Repeat the material from its start through the line that contains "The magnets 27 is at (173, 175).", changing "plan view" to "top view" and keeping everything else the same. Omit the pictures.

*RECORDED DATA*
——

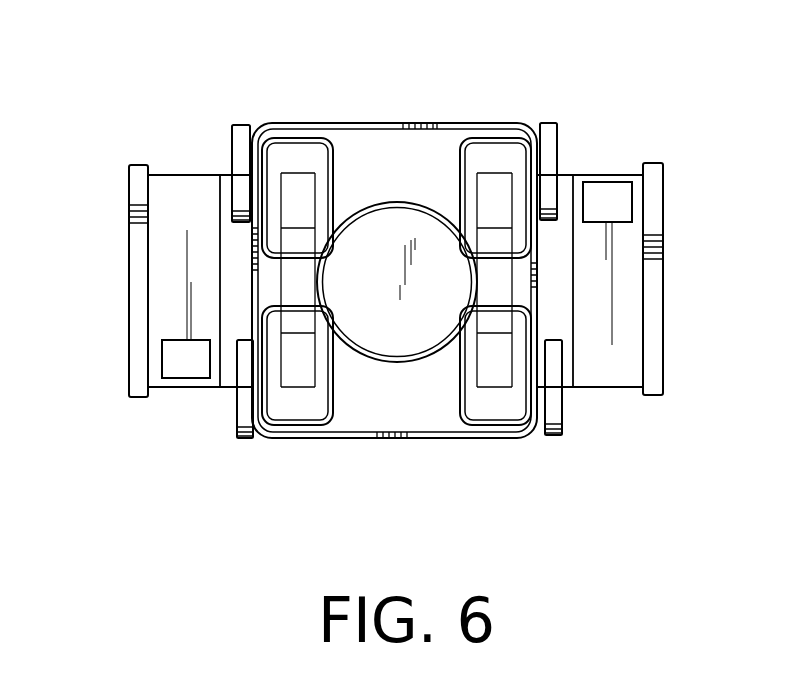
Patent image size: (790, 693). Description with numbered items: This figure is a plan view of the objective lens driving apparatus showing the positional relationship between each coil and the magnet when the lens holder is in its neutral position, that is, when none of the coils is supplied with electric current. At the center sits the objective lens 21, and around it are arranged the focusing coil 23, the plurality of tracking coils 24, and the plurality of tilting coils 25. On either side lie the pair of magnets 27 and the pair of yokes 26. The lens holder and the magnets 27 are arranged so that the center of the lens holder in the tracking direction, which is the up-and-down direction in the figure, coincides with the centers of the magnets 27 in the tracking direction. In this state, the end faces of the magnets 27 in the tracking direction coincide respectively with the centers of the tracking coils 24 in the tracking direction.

The objective lens 21 is at (398, 233).
The focusing coil 23 is at (533, 285).
The tracking coils 24 is at (242, 125).
The tilting coils 25 is at (305, 138).
The yokes 26 is at (133, 165).
The magnets 27 is at (173, 175).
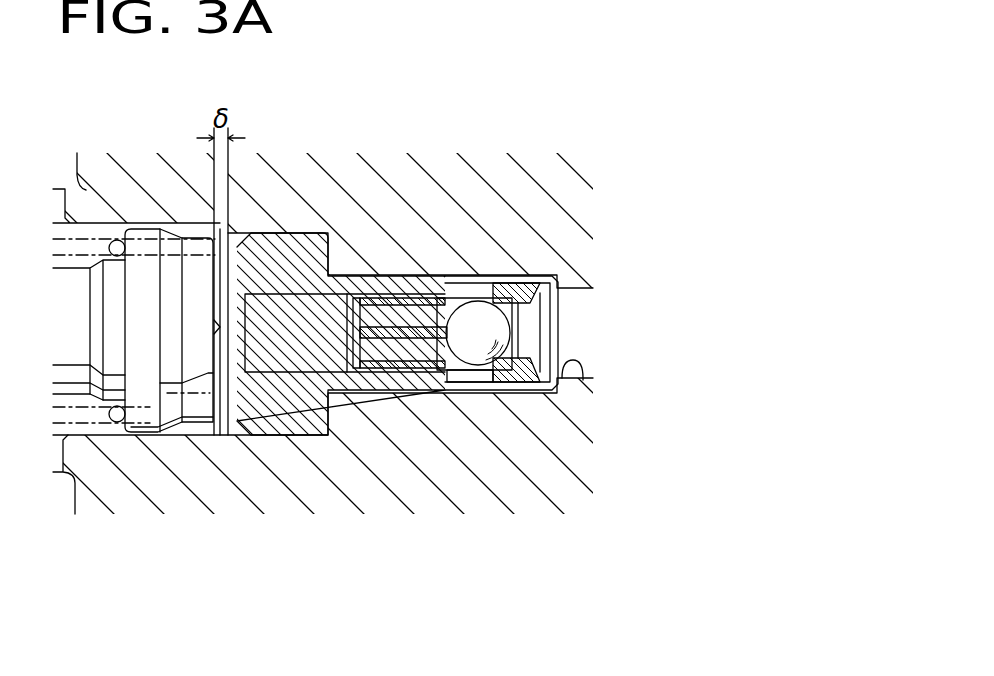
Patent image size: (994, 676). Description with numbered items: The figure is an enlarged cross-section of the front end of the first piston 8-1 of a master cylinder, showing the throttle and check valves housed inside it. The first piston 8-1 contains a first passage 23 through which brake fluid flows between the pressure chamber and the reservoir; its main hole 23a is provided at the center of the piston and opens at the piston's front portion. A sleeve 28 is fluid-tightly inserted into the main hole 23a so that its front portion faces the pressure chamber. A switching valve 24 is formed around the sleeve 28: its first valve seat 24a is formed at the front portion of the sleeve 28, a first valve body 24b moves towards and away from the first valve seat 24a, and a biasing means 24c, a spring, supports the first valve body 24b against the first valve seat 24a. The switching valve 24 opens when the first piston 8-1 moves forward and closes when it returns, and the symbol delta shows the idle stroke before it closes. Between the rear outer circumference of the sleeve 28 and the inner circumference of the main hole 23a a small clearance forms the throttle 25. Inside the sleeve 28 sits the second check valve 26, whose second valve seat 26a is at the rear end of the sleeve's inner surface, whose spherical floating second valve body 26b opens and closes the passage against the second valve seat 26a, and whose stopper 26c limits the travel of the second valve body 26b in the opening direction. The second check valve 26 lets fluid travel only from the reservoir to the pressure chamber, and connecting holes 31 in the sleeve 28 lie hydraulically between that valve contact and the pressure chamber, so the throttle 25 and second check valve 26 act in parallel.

The first piston 8-1 is at (570, 196).
The first passage 23 is at (575, 335).
The main hole 23a is at (583, 380).
The switching valve 24 is at (158, 394).
The first valve seat 24a is at (233, 440).
The first valve body 24b is at (175, 437).
The biasing means 24c is at (134, 416).
The throttle 25 is at (503, 381).
The second check valve 26 is at (452, 314).
The second valve seat 26a is at (504, 298).
The second valve body 26b is at (470, 330).
The stopper 26c is at (404, 327).
The sleeve 28 is at (305, 267).
The connecting holes 31 is at (463, 378).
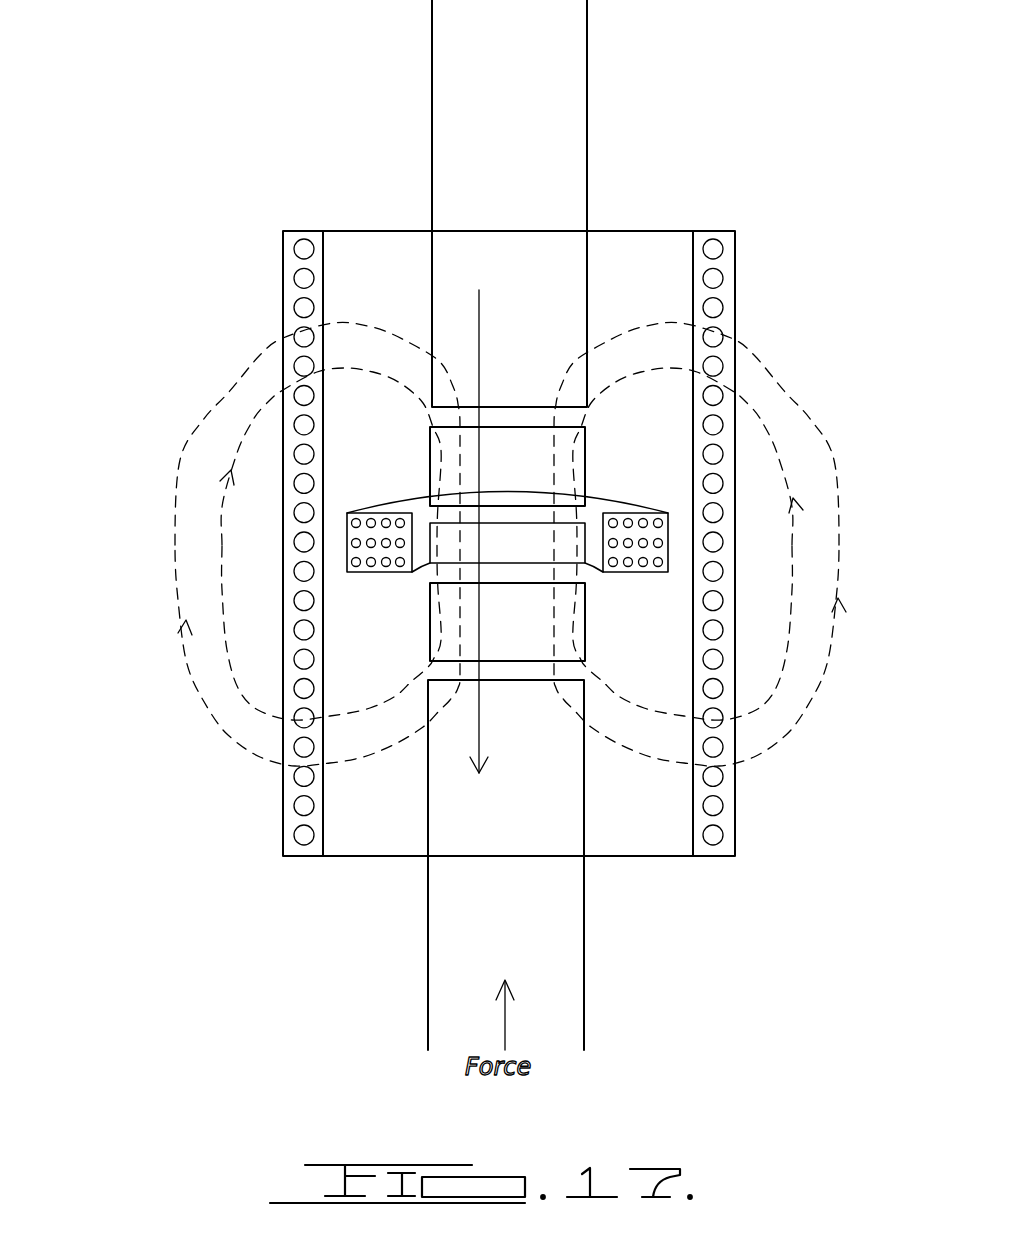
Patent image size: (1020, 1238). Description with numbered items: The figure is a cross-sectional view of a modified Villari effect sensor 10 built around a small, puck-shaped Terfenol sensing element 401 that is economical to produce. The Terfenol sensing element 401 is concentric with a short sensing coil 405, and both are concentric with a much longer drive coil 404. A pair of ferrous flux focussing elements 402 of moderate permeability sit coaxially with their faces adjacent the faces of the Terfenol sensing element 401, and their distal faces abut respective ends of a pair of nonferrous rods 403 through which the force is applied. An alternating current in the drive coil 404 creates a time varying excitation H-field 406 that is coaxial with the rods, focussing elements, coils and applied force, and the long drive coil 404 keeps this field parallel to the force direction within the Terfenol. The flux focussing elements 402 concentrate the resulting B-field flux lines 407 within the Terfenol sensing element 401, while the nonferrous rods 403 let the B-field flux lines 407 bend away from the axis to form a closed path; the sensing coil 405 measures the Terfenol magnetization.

The modified Villari effect sensor 10 is at (135, 255).
The Terfenol sensing element 401 is at (594, 577).
The flux focussing elements 402 is at (592, 468).
The nonferrous rods 403 is at (583, 180).
The drive coil 404 is at (270, 238).
The sensing coil 405 is at (377, 503).
The excitation H-field 406 is at (512, 346).
The B-field flux lines 407 is at (820, 418).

——

*FINISHED TASK*
Patent image size: (790, 693). Description with numbered items: This figure is a top view of the objective lens driving apparatus showing the positional relationship between each coil and the magnet when the lens holder is in its neutral position, that is, when none of the coils is supplied with electric current. At the center sits the objective lens 21, and around it are arranged the focusing coil 23, the plurality of tracking coils 24, and the plurality of tilting coils 25. On either side lie the pair of magnets 27 and the pair of yokes 26. The lens holder and the magnets 27 are arranged so that the center of the lens holder in the tracking direction, which is the up-and-down direction in the figure, coincides with the centers of the magnets 27 in the tracking direction. In this state, the end faces of the magnets 27 in the tracking direction coincide respectively with the centers of the tracking coils 24 in the tracking direction.

The objective lens 21 is at (398, 233).
The focusing coil 23 is at (533, 285).
The tracking coils 24 is at (242, 125).
The tilting coils 25 is at (305, 138).
The yokes 26 is at (133, 165).
The magnets 27 is at (173, 175).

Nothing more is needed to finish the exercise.